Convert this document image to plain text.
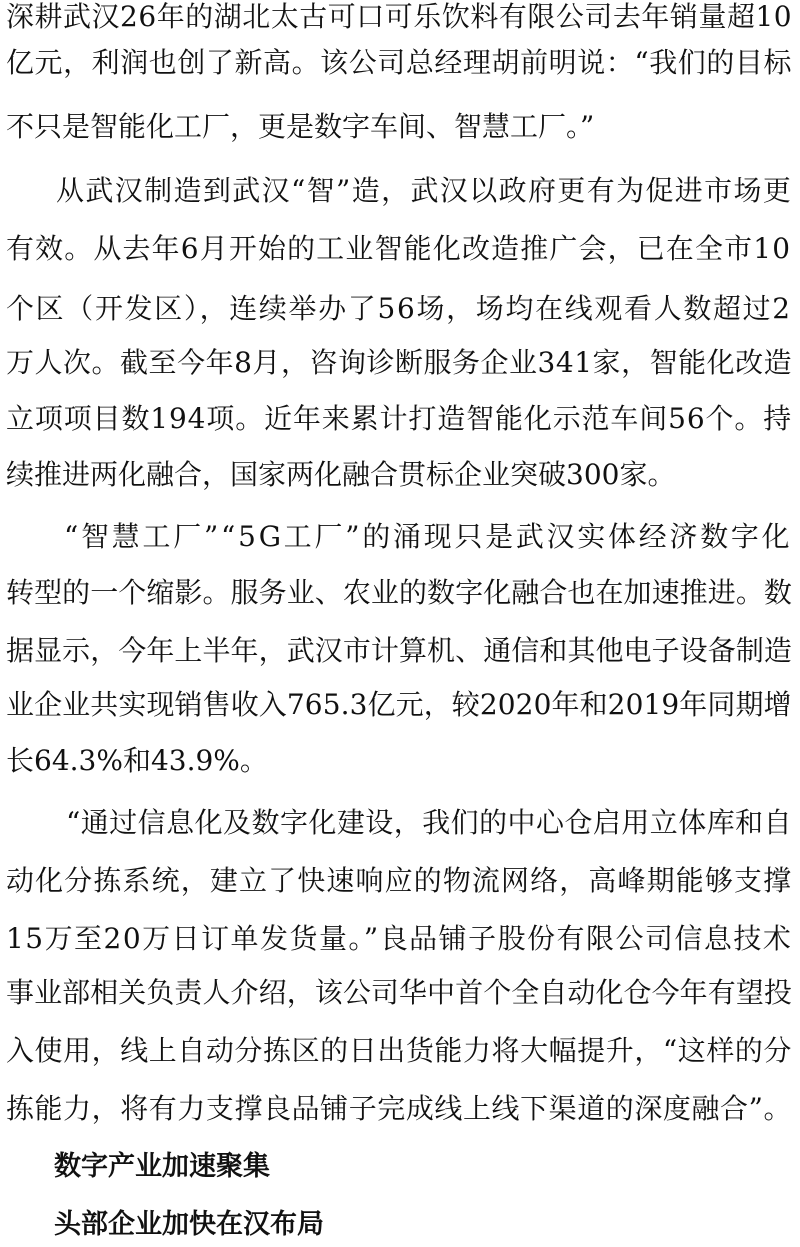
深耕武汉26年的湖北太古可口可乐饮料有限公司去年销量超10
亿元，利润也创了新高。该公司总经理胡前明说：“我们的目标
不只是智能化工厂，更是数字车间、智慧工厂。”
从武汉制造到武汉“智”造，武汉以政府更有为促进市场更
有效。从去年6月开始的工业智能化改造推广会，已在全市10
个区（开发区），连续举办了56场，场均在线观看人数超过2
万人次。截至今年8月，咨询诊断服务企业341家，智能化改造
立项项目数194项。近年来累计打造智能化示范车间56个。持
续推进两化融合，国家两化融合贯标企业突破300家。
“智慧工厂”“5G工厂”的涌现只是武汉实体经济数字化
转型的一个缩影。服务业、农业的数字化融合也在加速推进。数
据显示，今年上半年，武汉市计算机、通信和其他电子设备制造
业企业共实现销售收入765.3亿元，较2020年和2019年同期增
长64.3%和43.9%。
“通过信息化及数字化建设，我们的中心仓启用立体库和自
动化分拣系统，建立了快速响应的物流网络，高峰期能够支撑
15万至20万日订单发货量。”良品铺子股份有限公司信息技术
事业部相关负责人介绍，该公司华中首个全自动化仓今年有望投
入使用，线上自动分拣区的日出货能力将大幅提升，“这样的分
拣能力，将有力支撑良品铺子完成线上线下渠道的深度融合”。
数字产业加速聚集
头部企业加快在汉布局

★ ★ ★ ★

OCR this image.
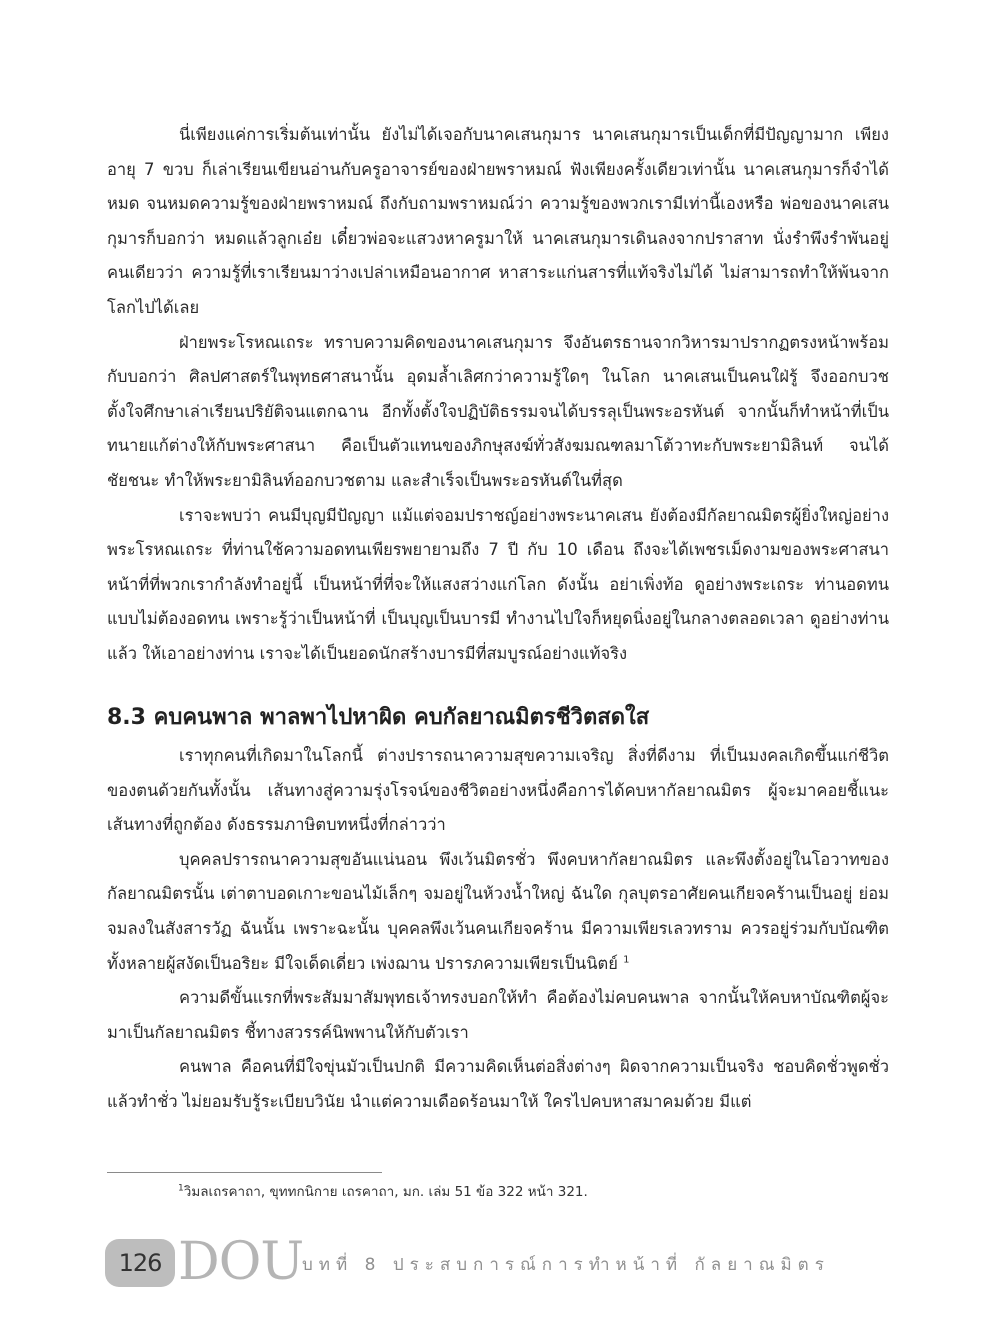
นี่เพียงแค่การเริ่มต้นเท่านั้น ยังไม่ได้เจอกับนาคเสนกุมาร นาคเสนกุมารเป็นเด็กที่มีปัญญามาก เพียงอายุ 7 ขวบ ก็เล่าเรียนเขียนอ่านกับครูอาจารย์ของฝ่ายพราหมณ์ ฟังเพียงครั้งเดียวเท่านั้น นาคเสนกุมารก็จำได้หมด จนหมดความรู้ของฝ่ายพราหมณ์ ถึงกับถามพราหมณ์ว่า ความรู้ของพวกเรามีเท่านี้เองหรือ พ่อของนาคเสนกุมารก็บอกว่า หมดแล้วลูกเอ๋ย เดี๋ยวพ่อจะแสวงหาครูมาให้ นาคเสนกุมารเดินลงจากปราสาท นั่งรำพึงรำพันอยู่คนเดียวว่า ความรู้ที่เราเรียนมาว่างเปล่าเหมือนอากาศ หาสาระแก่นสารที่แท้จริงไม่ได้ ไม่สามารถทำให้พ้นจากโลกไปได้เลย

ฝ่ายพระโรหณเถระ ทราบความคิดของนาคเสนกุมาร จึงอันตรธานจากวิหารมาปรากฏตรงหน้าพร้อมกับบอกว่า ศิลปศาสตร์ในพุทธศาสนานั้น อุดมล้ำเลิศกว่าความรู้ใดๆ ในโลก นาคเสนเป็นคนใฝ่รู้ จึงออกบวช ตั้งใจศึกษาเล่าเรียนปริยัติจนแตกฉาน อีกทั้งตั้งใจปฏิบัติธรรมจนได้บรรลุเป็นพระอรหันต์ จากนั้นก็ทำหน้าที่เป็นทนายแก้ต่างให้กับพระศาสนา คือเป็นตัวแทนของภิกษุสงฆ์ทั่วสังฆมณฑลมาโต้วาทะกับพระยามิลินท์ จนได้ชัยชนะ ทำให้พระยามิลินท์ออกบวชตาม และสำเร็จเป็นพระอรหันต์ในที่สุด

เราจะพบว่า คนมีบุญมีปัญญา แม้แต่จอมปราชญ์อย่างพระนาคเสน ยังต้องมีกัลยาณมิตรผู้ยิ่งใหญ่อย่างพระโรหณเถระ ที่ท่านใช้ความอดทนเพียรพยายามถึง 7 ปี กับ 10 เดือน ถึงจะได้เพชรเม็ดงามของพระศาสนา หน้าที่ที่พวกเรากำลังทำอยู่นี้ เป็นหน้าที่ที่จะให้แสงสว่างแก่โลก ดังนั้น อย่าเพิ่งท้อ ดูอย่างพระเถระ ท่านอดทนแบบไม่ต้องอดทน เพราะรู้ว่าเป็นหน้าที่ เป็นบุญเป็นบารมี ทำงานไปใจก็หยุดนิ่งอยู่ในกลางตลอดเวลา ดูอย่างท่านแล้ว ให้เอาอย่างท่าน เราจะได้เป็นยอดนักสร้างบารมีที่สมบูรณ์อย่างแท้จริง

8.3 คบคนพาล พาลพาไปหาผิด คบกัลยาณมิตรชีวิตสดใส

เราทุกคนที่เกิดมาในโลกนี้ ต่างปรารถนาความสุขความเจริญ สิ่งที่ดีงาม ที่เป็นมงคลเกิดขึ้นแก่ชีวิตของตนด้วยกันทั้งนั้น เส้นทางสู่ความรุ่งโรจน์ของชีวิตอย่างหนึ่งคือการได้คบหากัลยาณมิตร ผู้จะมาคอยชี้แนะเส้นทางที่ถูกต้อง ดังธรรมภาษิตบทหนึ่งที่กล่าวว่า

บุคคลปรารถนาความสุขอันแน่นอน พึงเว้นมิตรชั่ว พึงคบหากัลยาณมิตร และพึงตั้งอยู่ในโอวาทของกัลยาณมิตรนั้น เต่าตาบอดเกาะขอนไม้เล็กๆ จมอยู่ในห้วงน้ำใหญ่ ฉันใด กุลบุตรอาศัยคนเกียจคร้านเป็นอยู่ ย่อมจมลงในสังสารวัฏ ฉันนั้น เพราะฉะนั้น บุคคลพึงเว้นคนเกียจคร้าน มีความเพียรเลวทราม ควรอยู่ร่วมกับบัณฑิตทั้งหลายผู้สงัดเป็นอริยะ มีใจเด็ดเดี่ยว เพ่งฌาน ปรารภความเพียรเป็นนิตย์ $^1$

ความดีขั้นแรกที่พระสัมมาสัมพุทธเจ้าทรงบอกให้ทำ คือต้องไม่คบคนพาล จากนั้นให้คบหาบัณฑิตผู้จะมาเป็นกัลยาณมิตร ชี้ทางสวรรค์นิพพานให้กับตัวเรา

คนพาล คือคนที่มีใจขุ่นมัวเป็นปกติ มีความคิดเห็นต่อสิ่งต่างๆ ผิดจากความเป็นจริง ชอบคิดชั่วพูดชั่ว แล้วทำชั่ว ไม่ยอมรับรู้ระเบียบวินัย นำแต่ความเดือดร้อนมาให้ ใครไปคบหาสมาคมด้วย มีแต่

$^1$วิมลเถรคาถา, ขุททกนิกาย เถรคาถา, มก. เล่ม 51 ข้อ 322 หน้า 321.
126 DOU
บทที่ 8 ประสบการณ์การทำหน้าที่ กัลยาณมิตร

★ ★ ★ ★

Problem details »
Return, from the data, each line that has the word "คบคนพาล" in it.

Solution for this task »
8.3 คบคนพาล พาลพาไปหาผิด คบกัลยาณมิตรชีวิตสดใส
ความดีขั้นแรกที่พระสัมมาสัมพุทธเจ้าทรงบอกให้ทำ คือต้องไม่คบคนพาล จากนั้นให้คบหาบัณฑิตผู้จะมาเป็นกัลยาณมิตร ชี้ทางสวรรค์นิพพานให้กับตัวเรา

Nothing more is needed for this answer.